**DATA ENTRIES:**

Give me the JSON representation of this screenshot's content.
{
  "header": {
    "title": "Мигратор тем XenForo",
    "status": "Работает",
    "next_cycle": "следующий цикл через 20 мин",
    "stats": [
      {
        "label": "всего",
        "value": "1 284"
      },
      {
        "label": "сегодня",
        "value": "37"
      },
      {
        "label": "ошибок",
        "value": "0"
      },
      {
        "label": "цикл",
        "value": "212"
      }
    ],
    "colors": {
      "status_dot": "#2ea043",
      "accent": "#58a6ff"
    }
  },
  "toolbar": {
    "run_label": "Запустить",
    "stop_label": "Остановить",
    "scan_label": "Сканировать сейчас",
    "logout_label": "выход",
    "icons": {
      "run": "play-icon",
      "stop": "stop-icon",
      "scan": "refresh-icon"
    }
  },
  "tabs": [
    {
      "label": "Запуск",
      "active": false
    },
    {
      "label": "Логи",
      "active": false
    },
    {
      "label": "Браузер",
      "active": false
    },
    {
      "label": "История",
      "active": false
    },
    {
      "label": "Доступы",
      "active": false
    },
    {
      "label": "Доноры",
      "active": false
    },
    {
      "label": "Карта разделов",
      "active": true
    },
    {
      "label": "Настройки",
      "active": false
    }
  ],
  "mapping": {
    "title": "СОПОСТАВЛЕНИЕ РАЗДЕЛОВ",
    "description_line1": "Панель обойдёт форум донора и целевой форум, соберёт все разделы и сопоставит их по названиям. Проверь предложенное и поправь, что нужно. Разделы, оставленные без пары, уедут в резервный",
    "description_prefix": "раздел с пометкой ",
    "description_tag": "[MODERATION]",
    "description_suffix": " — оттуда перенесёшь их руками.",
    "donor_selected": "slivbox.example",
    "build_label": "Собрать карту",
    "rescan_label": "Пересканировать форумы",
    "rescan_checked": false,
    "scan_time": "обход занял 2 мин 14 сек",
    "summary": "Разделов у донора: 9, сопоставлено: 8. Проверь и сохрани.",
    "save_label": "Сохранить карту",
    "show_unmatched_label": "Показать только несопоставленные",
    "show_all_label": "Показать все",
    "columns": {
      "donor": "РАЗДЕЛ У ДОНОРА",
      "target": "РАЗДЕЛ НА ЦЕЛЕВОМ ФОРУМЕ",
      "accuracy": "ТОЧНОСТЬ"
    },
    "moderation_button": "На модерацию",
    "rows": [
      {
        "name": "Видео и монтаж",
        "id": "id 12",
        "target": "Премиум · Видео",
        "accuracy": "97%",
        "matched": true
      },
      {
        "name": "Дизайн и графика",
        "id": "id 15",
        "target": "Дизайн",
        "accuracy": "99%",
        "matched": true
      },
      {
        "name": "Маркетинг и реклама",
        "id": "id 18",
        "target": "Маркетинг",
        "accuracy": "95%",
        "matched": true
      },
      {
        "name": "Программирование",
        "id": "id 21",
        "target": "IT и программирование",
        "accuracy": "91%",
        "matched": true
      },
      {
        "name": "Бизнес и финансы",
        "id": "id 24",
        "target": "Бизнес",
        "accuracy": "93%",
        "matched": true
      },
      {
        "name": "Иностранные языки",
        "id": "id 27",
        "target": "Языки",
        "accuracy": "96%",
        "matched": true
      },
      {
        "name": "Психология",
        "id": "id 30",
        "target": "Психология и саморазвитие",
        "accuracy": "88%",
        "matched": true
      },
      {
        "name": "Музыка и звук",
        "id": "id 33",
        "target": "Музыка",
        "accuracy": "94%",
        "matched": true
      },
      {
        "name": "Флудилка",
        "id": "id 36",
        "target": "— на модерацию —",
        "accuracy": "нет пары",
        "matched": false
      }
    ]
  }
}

**WHAT YOU WILL DO:**
Exactly reproduce all of the entries above.

**ANSWER FOR THIS EXERCISE:**
Give me the JSON representation of this screenshot's content.
{
  "header": {
    "title": "Мигратор тем XenForo",
    "status": "Работает",
    "next_cycle": "следующий цикл через 20 мин",
    "stats": [
      {
        "label": "всего",
        "value": "1 284"
      },
      {
        "label": "сегодня",
        "value": "37"
      },
      {
        "label": "ошибок",
        "value": "0"
      },
      {
        "label": "цикл",
        "value": "212"
      }
    ],
    "colors": {
      "status_dot": "#2ea043",
      "accent": "#58a6ff"
    }
  },
  "toolbar": {
    "run_label": "Запустить",
    "stop_label": "Остановить",
    "scan_label": "Сканировать сейчас",
    "logout_label": "выход",
    "icons": {
      "run": "play-icon",
      "stop": "stop-icon",
      "scan": "refresh-icon"
    }
  },
  "tabs": [
    {
      "label": "Запуск",
      "active": false
    },
    {
      "label": "Логи",
      "active": false
    },
    {
      "label": "Браузер",
      "active": false
    },
    {
      "label": "История",
      "active": false
    },
    {
      "label": "Доступы",
      "active": false
    },
    {
      "label": "Доноры",
      "active": false
    },
    {
      "label": "Карта разделов",
      "active": true
    },
    {
      "label": "Настройки",
      "active": false
    }
  ],
  "mapping": {
    "title": "СОПОСТАВЛЕНИЕ РАЗДЕЛОВ",
    "description_line1": "Панель обойдёт форум донора и целевой форум, соберёт все разделы и сопоставит их по названиям. Проверь предложенное и поправь, что нужно. Разделы, оставленные без пары, уедут в резервный",
    "description_prefix": "раздел с пометкой ",
    "description_tag": "[MODERATION]",
    "description_suffix": " — оттуда перенесёшь их руками.",
    "donor_selected": "slivbox.example",
    "build_label": "Собрать карту",
    "rescan_label": "Пересканировать форумы",
    "rescan_checked": false,
    "scan_time": "обход занял 2 мин 14 сек",
    "summary": "Разделов у донора: 9, сопоставлено: 8. Проверь и сохрани.",
    "save_label": "Сохранить карту",
    "show_unmatched_label": "Показать только несопоставленные",
    "show_all_label": "Показать все",
    "columns": {
      "donor": "РАЗДЕЛ У ДОНОРА",
      "target": "РАЗДЕЛ НА ЦЕЛЕВОМ ФОРУМЕ",
      "accuracy": "ТОЧНОСТЬ"
    },
    "moderation_button": "На модерацию",
    "rows": [
      {
        "name": "Видео и монтаж",
        "id": "id 12",
        "target": "Премиум · Видео",
        "accuracy": "97%",
        "matched": true
      },
      {
        "name": "Дизайн и графика",
        "id": "id 15",
        "target": "Дизайн",
        "accuracy": "99%",
        "matched": true
      },
      {
        "name": "Маркетинг и реклама",
        "id": "id 18",
        "target": "Маркетинг",
        "accuracy": "95%",
        "matched": true
      },
      {
        "name": "Программирование",
        "id": "id 21",
        "target": "IT и программирование",
        "accuracy": "91%",
        "matched": true
      },
      {
        "name": "Бизнес и финансы",
        "id": "id 24",
        "target": "Бизнес",
        "accuracy": "93%",
        "matched": true
      },
      {
        "name": "Иностранные языки",
        "id": "id 27",
        "target": "Языки",
        "accuracy": "96%",
        "matched": true
      },
      {
        "name": "Психология",
        "id": "id 30",
        "target": "Психология и саморазвитие",
        "accuracy": "88%",
        "matched": true
      },
      {
        "name": "Музыка и звук",
        "id": "id 33",
        "target": "Музыка",
        "accuracy": "94%",
        "matched": true
      },
      {
        "name": "Флудилка",
        "id": "id 36",
        "target": "— на модерацию —",
        "accuracy": "нет пары",
        "matched": false
      }
    ]
  }
}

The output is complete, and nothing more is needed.